▼
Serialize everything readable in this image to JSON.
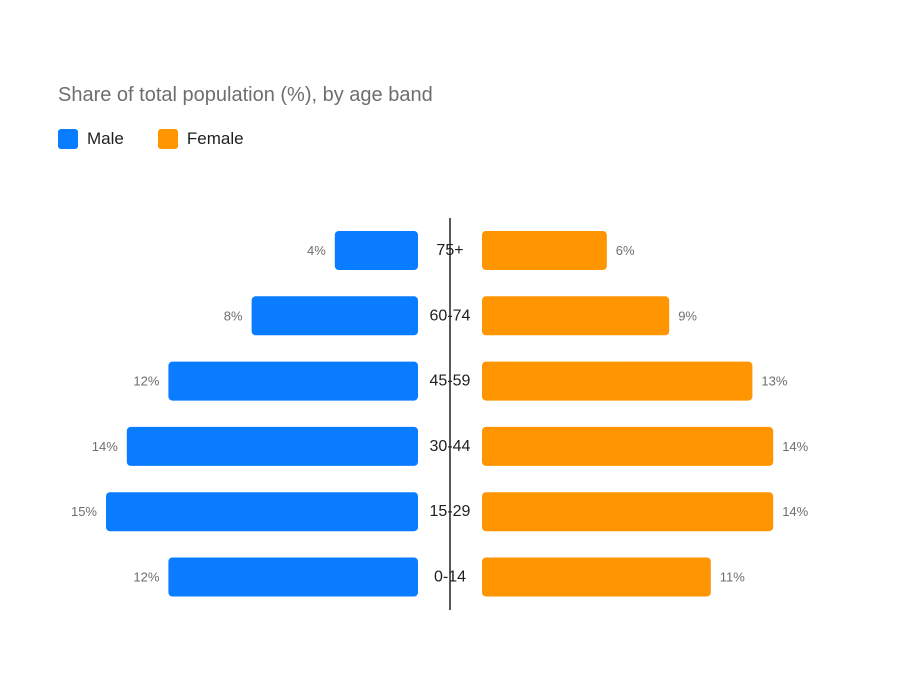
{
  "chart_data": {
    "type": "bar",
    "orientation": "horizontal",
    "layout": "population-pyramid",
    "title": "Share of total population (%), by age band",
    "categories": [
      "75+",
      "60-74",
      "45-59",
      "30-44",
      "15-29",
      "0-14"
    ],
    "series": [
      {
        "name": "Male",
        "color": "#0a7cff",
        "side": "left",
        "values": [
          4,
          8,
          12,
          14,
          15,
          12
        ],
        "labels": [
          "4%",
          "8%",
          "12%",
          "14%",
          "15%",
          "12%"
        ]
      },
      {
        "name": "Female",
        "color": "#ff9500",
        "side": "right",
        "values": [
          6,
          9,
          13,
          14,
          14,
          11
        ],
        "labels": [
          "6%",
          "9%",
          "13%",
          "14%",
          "14%",
          "11%"
        ]
      }
    ],
    "legend": "top-left",
    "grid": false
  }
}
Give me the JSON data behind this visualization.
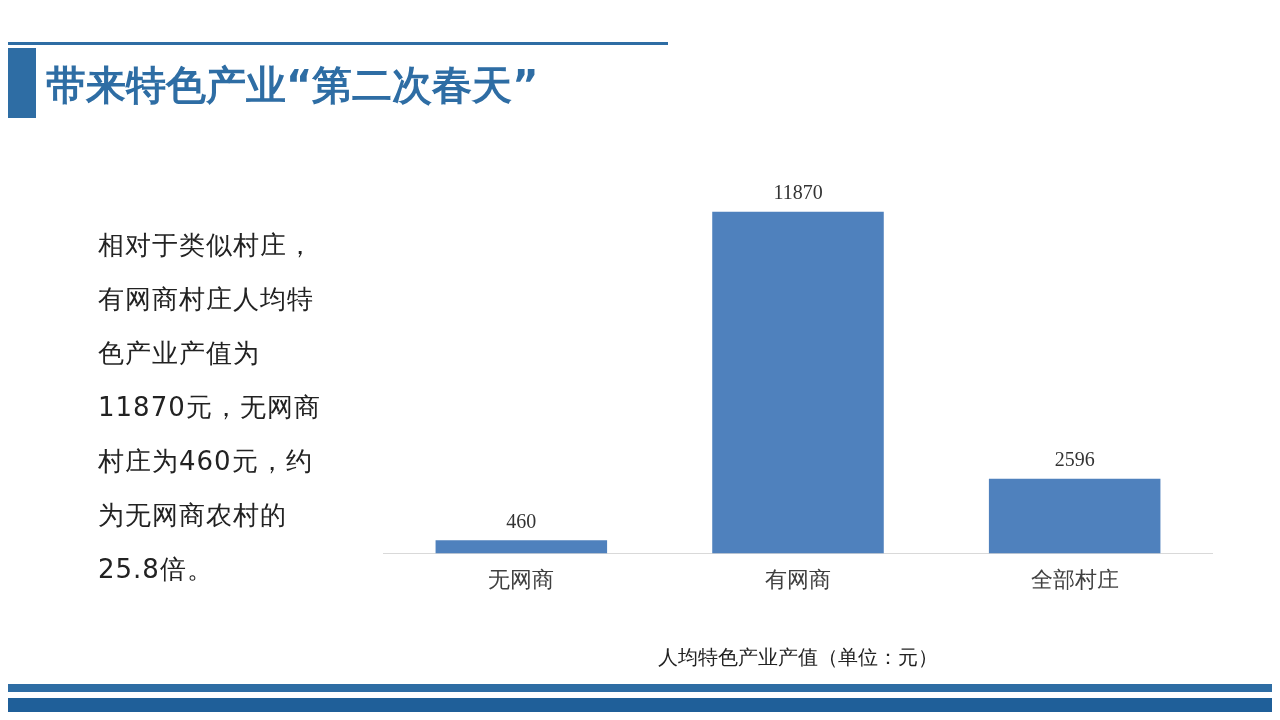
{
  "chart_data": {
    "type": "bar",
    "title": "带来特色产业“第二次春天”",
    "xlabel": "人均特色产业产值（单位：元）",
    "categories": [
      "无网商",
      "有网商",
      "全部村庄"
    ],
    "values": [
      460,
      11870,
      2596
    ],
    "color": "#4f81bd",
    "data_labels": true,
    "grid": false,
    "legend": false,
    "annotations": [
      "相对于类似村庄，有网商村庄人均特色产业产值为11870元，无网商村庄为460元，约为无网商农村的25.8倍。"
    ]
  }
}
▲
§ **THE REQUEST**: Each record above is to be restated exactly, with its pictures removed from the copy.

§ **SOLVED EXERCISE**:
Serialize everything readable in this image to JSON.
{
  "chart_data": {
    "type": "bar",
    "orientation": "horizontal",
    "layout": "population-pyramid",
    "title": "Share of total population (%), by age band",
    "categories": [
      "75+",
      "60-74",
      "45-59",
      "30-44",
      "15-29",
      "0-14"
    ],
    "series": [
      {
        "name": "Male",
        "color": "#0a7cff",
        "side": "left",
        "values": [
          4,
          8,
          12,
          14,
          15,
          12
        ],
        "labels": [
          "4%",
          "8%",
          "12%",
          "14%",
          "15%",
          "12%"
        ]
      },
      {
        "name": "Female",
        "color": "#ff9500",
        "side": "right",
        "values": [
          6,
          9,
          13,
          14,
          14,
          11
        ],
        "labels": [
          "6%",
          "9%",
          "13%",
          "14%",
          "14%",
          "11%"
        ]
      }
    ],
    "legend": "top-left",
    "grid": false
  }
}
Give me the JSON data behind this visualization.
{
  "chart_data": {
    "type": "bar",
    "title": "带来特色产业“第二次春天”",
    "xlabel": "人均特色产业产值（单位：元）",
    "categories": [
      "无网商",
      "有网商",
      "全部村庄"
    ],
    "values": [
      460,
      11870,
      2596
    ],
    "color": "#4f81bd",
    "data_labels": true,
    "grid": false,
    "legend": false,
    "annotations": [
      "相对于类似村庄，有网商村庄人均特色产业产值为11870元，无网商村庄为460元，约为无网商农村的25.8倍。"
    ]
  }
}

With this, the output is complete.